- [STATED GOAL]: Your job is to restate each entry word for word.
═══
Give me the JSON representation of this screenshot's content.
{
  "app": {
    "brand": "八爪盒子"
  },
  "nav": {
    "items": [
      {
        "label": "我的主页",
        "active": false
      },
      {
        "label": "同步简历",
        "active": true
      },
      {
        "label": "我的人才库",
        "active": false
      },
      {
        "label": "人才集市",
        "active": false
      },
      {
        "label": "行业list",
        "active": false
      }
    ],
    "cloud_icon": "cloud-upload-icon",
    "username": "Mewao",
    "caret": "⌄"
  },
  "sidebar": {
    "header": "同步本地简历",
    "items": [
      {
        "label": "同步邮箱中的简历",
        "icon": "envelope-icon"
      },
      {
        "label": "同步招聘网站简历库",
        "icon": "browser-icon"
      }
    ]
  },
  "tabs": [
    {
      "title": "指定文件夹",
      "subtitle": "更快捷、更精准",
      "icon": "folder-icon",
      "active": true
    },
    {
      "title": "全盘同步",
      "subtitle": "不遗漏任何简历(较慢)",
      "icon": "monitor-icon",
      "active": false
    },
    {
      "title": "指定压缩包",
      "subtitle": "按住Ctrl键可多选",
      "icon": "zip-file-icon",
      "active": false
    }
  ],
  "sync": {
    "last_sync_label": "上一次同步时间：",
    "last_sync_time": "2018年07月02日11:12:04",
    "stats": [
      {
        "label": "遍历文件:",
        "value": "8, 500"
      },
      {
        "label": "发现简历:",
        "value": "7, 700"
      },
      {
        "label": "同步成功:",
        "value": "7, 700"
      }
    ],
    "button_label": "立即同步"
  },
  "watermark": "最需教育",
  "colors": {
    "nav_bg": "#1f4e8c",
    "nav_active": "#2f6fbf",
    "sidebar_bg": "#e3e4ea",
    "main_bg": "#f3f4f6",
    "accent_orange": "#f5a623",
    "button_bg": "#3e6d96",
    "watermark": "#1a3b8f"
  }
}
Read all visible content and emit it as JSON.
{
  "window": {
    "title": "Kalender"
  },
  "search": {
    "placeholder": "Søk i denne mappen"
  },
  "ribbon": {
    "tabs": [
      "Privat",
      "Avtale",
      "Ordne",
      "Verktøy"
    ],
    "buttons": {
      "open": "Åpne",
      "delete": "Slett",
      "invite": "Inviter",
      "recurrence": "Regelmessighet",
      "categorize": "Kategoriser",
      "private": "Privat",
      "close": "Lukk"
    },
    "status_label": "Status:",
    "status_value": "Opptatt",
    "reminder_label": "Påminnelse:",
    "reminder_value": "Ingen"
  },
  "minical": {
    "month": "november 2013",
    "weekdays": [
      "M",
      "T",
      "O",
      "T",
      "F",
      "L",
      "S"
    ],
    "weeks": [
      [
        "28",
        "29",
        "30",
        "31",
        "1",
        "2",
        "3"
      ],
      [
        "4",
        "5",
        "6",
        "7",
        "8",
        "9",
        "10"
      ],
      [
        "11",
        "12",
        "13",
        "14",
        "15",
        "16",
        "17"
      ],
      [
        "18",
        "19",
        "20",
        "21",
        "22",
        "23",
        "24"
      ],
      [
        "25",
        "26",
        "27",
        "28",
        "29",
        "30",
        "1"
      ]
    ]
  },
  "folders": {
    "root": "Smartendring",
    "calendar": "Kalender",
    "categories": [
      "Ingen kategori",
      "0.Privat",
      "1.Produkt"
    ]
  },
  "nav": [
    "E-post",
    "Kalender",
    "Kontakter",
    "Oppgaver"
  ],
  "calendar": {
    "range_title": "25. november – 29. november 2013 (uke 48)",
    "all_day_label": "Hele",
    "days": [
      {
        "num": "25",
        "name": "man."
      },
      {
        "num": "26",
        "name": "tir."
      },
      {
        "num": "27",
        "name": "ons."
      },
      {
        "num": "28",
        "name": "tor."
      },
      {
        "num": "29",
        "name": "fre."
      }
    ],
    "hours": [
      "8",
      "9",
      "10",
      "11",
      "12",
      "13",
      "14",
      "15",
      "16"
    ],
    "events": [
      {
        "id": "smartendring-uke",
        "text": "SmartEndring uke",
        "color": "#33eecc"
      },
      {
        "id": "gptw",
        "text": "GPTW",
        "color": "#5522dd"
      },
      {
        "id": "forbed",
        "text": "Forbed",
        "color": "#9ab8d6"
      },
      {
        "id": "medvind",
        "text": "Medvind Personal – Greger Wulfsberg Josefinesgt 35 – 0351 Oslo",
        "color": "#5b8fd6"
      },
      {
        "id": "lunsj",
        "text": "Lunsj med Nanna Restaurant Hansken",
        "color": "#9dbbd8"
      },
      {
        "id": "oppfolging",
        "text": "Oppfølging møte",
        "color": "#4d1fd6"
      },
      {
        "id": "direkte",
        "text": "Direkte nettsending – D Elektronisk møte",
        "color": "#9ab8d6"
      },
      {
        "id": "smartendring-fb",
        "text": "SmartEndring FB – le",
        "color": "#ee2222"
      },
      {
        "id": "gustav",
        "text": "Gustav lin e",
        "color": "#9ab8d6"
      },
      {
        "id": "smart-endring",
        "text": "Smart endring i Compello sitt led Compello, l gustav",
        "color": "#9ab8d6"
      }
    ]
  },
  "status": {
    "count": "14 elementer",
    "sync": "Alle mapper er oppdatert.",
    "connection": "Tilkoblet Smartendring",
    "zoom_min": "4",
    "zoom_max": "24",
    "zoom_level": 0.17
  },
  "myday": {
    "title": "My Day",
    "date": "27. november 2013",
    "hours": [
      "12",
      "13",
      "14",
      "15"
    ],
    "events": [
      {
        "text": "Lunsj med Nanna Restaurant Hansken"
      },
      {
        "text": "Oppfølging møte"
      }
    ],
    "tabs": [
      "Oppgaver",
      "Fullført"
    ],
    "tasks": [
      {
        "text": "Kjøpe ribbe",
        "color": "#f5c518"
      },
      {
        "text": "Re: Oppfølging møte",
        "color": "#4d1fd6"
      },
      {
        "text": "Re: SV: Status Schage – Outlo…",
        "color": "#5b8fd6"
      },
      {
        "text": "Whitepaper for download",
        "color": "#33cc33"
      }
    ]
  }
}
═══
- [OUTPUT OF THE EXERCISE]:
Give me the JSON representation of this screenshot's content.
{
  "app": {
    "brand": "八爪盒子"
  },
  "nav": {
    "items": [
      {
        "label": "我的主页",
        "active": false
      },
      {
        "label": "同步简历",
        "active": true
      },
      {
        "label": "我的人才库",
        "active": false
      },
      {
        "label": "人才集市",
        "active": false
      },
      {
        "label": "行业list",
        "active": false
      }
    ],
    "cloud_icon": "cloud-upload-icon",
    "username": "Mewao",
    "caret": "⌄"
  },
  "sidebar": {
    "header": "同步本地简历",
    "items": [
      {
        "label": "同步邮箱中的简历",
        "icon": "envelope-icon"
      },
      {
        "label": "同步招聘网站简历库",
        "icon": "browser-icon"
      }
    ]
  },
  "tabs": [
    {
      "title": "指定文件夹",
      "subtitle": "更快捷、更精准",
      "icon": "folder-icon",
      "active": true
    },
    {
      "title": "全盘同步",
      "subtitle": "不遗漏任何简历(较慢)",
      "icon": "monitor-icon",
      "active": false
    },
    {
      "title": "指定压缩包",
      "subtitle": "按住Ctrl键可多选",
      "icon": "zip-file-icon",
      "active": false
    }
  ],
  "sync": {
    "last_sync_label": "上一次同步时间：",
    "last_sync_time": "2018年07月02日11:12:04",
    "stats": [
      {
        "label": "遍历文件:",
        "value": "8, 500"
      },
      {
        "label": "发现简历:",
        "value": "7, 700"
      },
      {
        "label": "同步成功:",
        "value": "7, 700"
      }
    ],
    "button_label": "立即同步"
  },
  "watermark": "最需教育",
  "colors": {
    "nav_bg": "#1f4e8c",
    "nav_active": "#2f6fbf",
    "sidebar_bg": "#e3e4ea",
    "main_bg": "#f3f4f6",
    "accent_orange": "#f5a623",
    "button_bg": "#3e6d96",
    "watermark": "#1a3b8f"
  }
}
Read all visible content and emit it as JSON.
{
  "window": {
    "title": "Kalender"
  },
  "search": {
    "placeholder": "Søk i denne mappen"
  },
  "ribbon": {
    "tabs": [
      "Privat",
      "Avtale",
      "Ordne",
      "Verktøy"
    ],
    "buttons": {
      "open": "Åpne",
      "delete": "Slett",
      "invite": "Inviter",
      "recurrence": "Regelmessighet",
      "categorize": "Kategoriser",
      "private": "Privat",
      "close": "Lukk"
    },
    "status_label": "Status:",
    "status_value": "Opptatt",
    "reminder_label": "Påminnelse:",
    "reminder_value": "Ingen"
  },
  "minical": {
    "month": "november 2013",
    "weekdays": [
      "M",
      "T",
      "O",
      "T",
      "F",
      "L",
      "S"
    ],
    "weeks": [
      [
        "28",
        "29",
        "30",
        "31",
        "1",
        "2",
        "3"
      ],
      [
        "4",
        "5",
        "6",
        "7",
        "8",
        "9",
        "10"
      ],
      [
        "11",
        "12",
        "13",
        "14",
        "15",
        "16",
        "17"
      ],
      [
        "18",
        "19",
        "20",
        "21",
        "22",
        "23",
        "24"
      ],
      [
        "25",
        "26",
        "27",
        "28",
        "29",
        "30",
        "1"
      ]
    ]
  },
  "folders": {
    "root": "Smartendring",
    "calendar": "Kalender",
    "categories": [
      "Ingen kategori",
      "0.Privat",
      "1.Produkt"
    ]
  },
  "nav": [
    "E-post",
    "Kalender",
    "Kontakter",
    "Oppgaver"
  ],
  "calendar": {
    "range_title": "25. november – 29. november 2013 (uke 48)",
    "all_day_label": "Hele",
    "days": [
      {
        "num": "25",
        "name": "man."
      },
      {
        "num": "26",
        "name": "tir."
      },
      {
        "num": "27",
        "name": "ons."
      },
      {
        "num": "28",
        "name": "tor."
      },
      {
        "num": "29",
        "name": "fre."
      }
    ],
    "hours": [
      "8",
      "9",
      "10",
      "11",
      "12",
      "13",
      "14",
      "15",
      "16"
    ],
    "events": [
      {
        "id": "smartendring-uke",
        "text": "SmartEndring uke",
        "color": "#33eecc"
      },
      {
        "id": "gptw",
        "text": "GPTW",
        "color": "#5522dd"
      },
      {
        "id": "forbed",
        "text": "Forbed",
        "color": "#9ab8d6"
      },
      {
        "id": "medvind",
        "text": "Medvind Personal – Greger Wulfsberg Josefinesgt 35 – 0351 Oslo",
        "color": "#5b8fd6"
      },
      {
        "id": "lunsj",
        "text": "Lunsj med Nanna Restaurant Hansken",
        "color": "#9dbbd8"
      },
      {
        "id": "oppfolging",
        "text": "Oppfølging møte",
        "color": "#4d1fd6"
      },
      {
        "id": "direkte",
        "text": "Direkte nettsending – D Elektronisk møte",
        "color": "#9ab8d6"
      },
      {
        "id": "smartendring-fb",
        "text": "SmartEndring FB – le",
        "color": "#ee2222"
      },
      {
        "id": "gustav",
        "text": "Gustav lin e",
        "color": "#9ab8d6"
      },
      {
        "id": "smart-endring",
        "text": "Smart endring i Compello sitt led Compello, l gustav",
        "color": "#9ab8d6"
      }
    ]
  },
  "status": {
    "count": "14 elementer",
    "sync": "Alle mapper er oppdatert.",
    "connection": "Tilkoblet Smartendring",
    "zoom_min": "4",
    "zoom_max": "24",
    "zoom_level": 0.17
  },
  "myday": {
    "title": "My Day",
    "date": "27. november 2013",
    "hours": [
      "12",
      "13",
      "14",
      "15"
    ],
    "events": [
      {
        "text": "Lunsj med Nanna Restaurant Hansken"
      },
      {
        "text": "Oppfølging møte"
      }
    ],
    "tabs": [
      "Oppgaver",
      "Fullført"
    ],
    "tasks": [
      {
        "text": "Kjøpe ribbe",
        "color": "#f5c518"
      },
      {
        "text": "Re: Oppfølging møte",
        "color": "#4d1fd6"
      },
      {
        "text": "Re: SV: Status Schage – Outlo…",
        "color": "#5b8fd6"
      },
      {
        "text": "Whitepaper for download",
        "color": "#33cc33"
      }
    ]
  }
}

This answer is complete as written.